Stored records
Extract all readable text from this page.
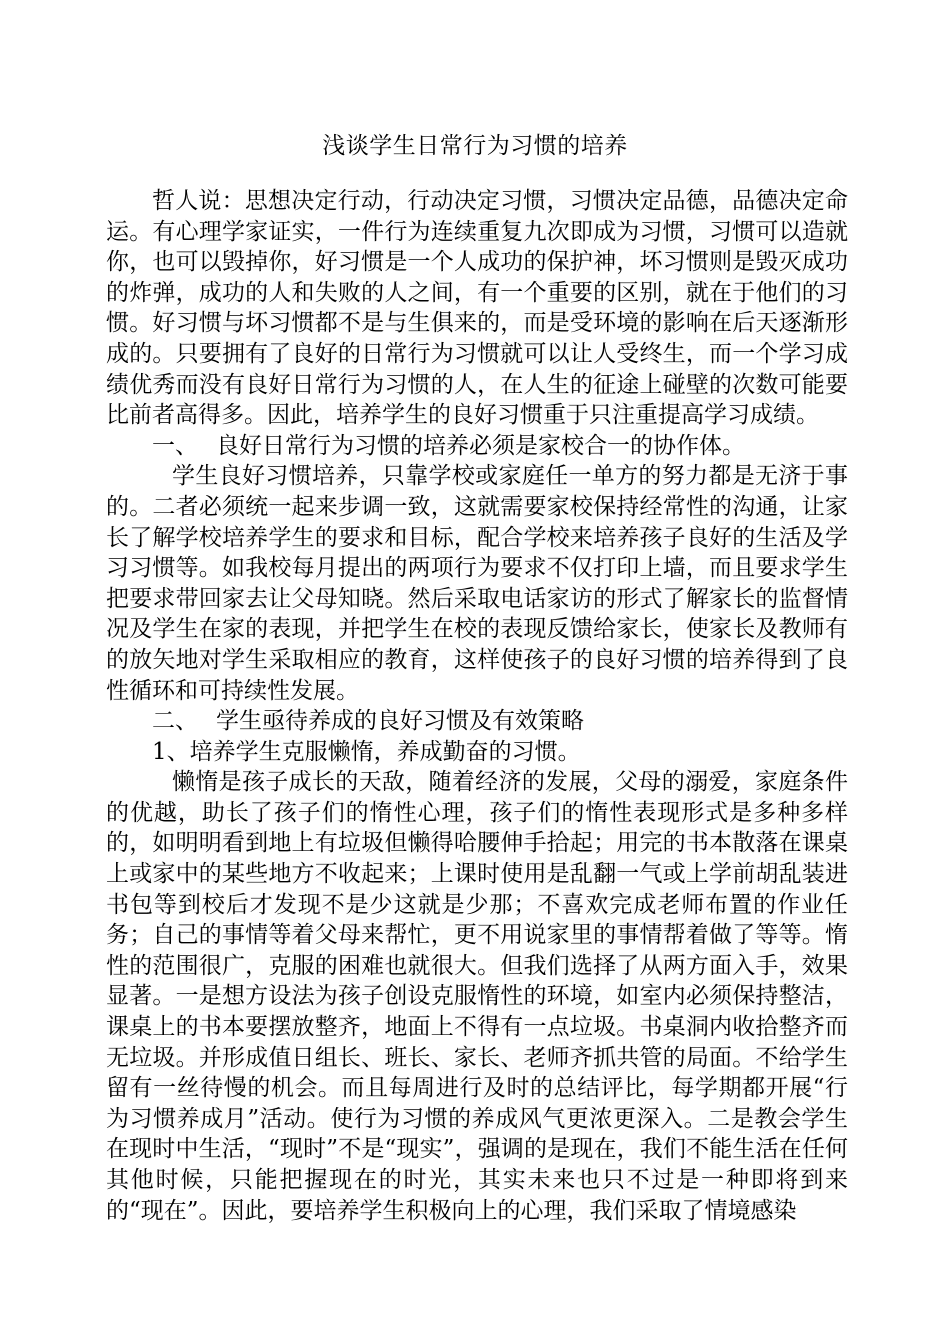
浅谈学生日常行为习惯的培养

哲人说：思想决定行动，行动决定习惯，习惯决定品德，品德决定命运。有心理学家证实，一件行为连续重复九次即成为习惯，习惯可以造就你，也可以毁掉你，好习惯是一个人成功的保护神，坏习惯则是毁灭成功的炸弹，成功的人和失败的人之间，有一个重要的区别，就在于他们的习惯。好习惯与坏习惯都不是与生俱来的，而是受环境的影响在后天逐渐形成的。只要拥有了良好的日常行为习惯就可以让人受终生，而一个学习成绩优秀而没有良好日常行为习惯的人，在人生的征途上碰壁的次数可能要比前者高得多。因此，培养学生的良好习惯重于只注重提高学习成绩。

一、 良好日常行为习惯的培养必须是家校合一的协作体。

学生良好习惯培养，只靠学校或家庭任一单方的努力都是无济于事的。二者必须统一起来步调一致，这就需要家校保持经常性的沟通，让家长了解学校培养学生的要求和目标，配合学校来培养孩子良好的生活及学习习惯等。如我校每月提出的两项行为要求不仅打印上墙，而且要求学生把要求带回家去让父母知晓。然后采取电话家访的形式了解家长的监督情况及学生在家的表现，并把学生在校的表现反馈给家长，使家长及教师有的放矢地对学生采取相应的教育，这样使孩子的良好习惯的培养得到了良性循环和可持续性发展。

二、 学生亟待养成的良好习惯及有效策略

1、培养学生克服懒惰，养成勤奋的习惯。

懒惰是孩子成长的天敌，随着经济的发展，父母的溺爱，家庭条件的优越，助长了孩子们的惰性心理，孩子们的惰性表现形式是多种多样的，如明明看到地上有垃圾但懒得哈腰伸手拾起；用完的书本散落在课桌上或家中的某些地方不收起来；上课时使用是乱翻一气或上学前胡乱装进书包等到校后才发现不是少这就是少那；不喜欢完成老师布置的作业任务；自己的事情等着父母来帮忙，更不用说家里的事情帮着做了等等。惰性的范围很广，克服的困难也就很大。但我们选择了从两方面入手，效果显著。一是想方设法为孩子创设克服惰性的环境，如室内必须保持整洁，课桌上的书本要摆放整齐，地面上不得有一点垃圾。书桌洞内收拾整齐而无垃圾。并形成值日组长、班长、家长、老师齐抓共管的局面。不给学生留有一丝待慢的机会。而且每周进行及时的总结评比，每学期都开展“行为习惯养成月”活动。使行为习惯的养成风气更浓更深入。二是教会学生在现时中生活，“现时”不是“现实”，强调的是现在，我们不能生活在任何其他时候，只能把握现在的时光，其实未来也只不过是一种即将到来的“现在”。因此，要培养学生积极向上的心理，我们采取了情境感染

_Exercise instructions:_
Repeat the material above word for word, please, apart from its images.

_Result of this task:_
Extract all readable text from this page.
浅谈学生日常行为习惯的培养

哲人说：思想决定行动，行动决定习惯，习惯决定品德，品德决定命运。有心理学家证实，一件行为连续重复九次即成为习惯，习惯可以造就你，也可以毁掉你，好习惯是一个人成功的保护神，坏习惯则是毁灭成功的炸弹，成功的人和失败的人之间，有一个重要的区别，就在于他们的习惯。好习惯与坏习惯都不是与生俱来的，而是受环境的影响在后天逐渐形成的。只要拥有了良好的日常行为习惯就可以让人受终生，而一个学习成绩优秀而没有良好日常行为习惯的人，在人生的征途上碰壁的次数可能要比前者高得多。因此，培养学生的良好习惯重于只注重提高学习成绩。

一、 良好日常行为习惯的培养必须是家校合一的协作体。

学生良好习惯培养，只靠学校或家庭任一单方的努力都是无济于事的。二者必须统一起来步调一致，这就需要家校保持经常性的沟通，让家长了解学校培养学生的要求和目标，配合学校来培养孩子良好的生活及学习习惯等。如我校每月提出的两项行为要求不仅打印上墙，而且要求学生把要求带回家去让父母知晓。然后采取电话家访的形式了解家长的监督情况及学生在家的表现，并把学生在校的表现反馈给家长，使家长及教师有的放矢地对学生采取相应的教育，这样使孩子的良好习惯的培养得到了良性循环和可持续性发展。

二、 学生亟待养成的良好习惯及有效策略

1、培养学生克服懒惰，养成勤奋的习惯。

懒惰是孩子成长的天敌，随着经济的发展，父母的溺爱，家庭条件的优越，助长了孩子们的惰性心理，孩子们的惰性表现形式是多种多样的，如明明看到地上有垃圾但懒得哈腰伸手拾起；用完的书本散落在课桌上或家中的某些地方不收起来；上课时使用是乱翻一气或上学前胡乱装进书包等到校后才发现不是少这就是少那；不喜欢完成老师布置的作业任务；自己的事情等着父母来帮忙，更不用说家里的事情帮着做了等等。惰性的范围很广，克服的困难也就很大。但我们选择了从两方面入手，效果显著。一是想方设法为孩子创设克服惰性的环境，如室内必须保持整洁，课桌上的书本要摆放整齐，地面上不得有一点垃圾。书桌洞内收拾整齐而无垃圾。并形成值日组长、班长、家长、老师齐抓共管的局面。不给学生留有一丝待慢的机会。而且每周进行及时的总结评比，每学期都开展“行为习惯养成月”活动。使行为习惯的养成风气更浓更深入。二是教会学生在现时中生活，“现时”不是“现实”，强调的是现在，我们不能生活在任何其他时候，只能把握现在的时光，其实未来也只不过是一种即将到来的“现在”。因此，要培养学生积极向上的心理，我们采取了情境感染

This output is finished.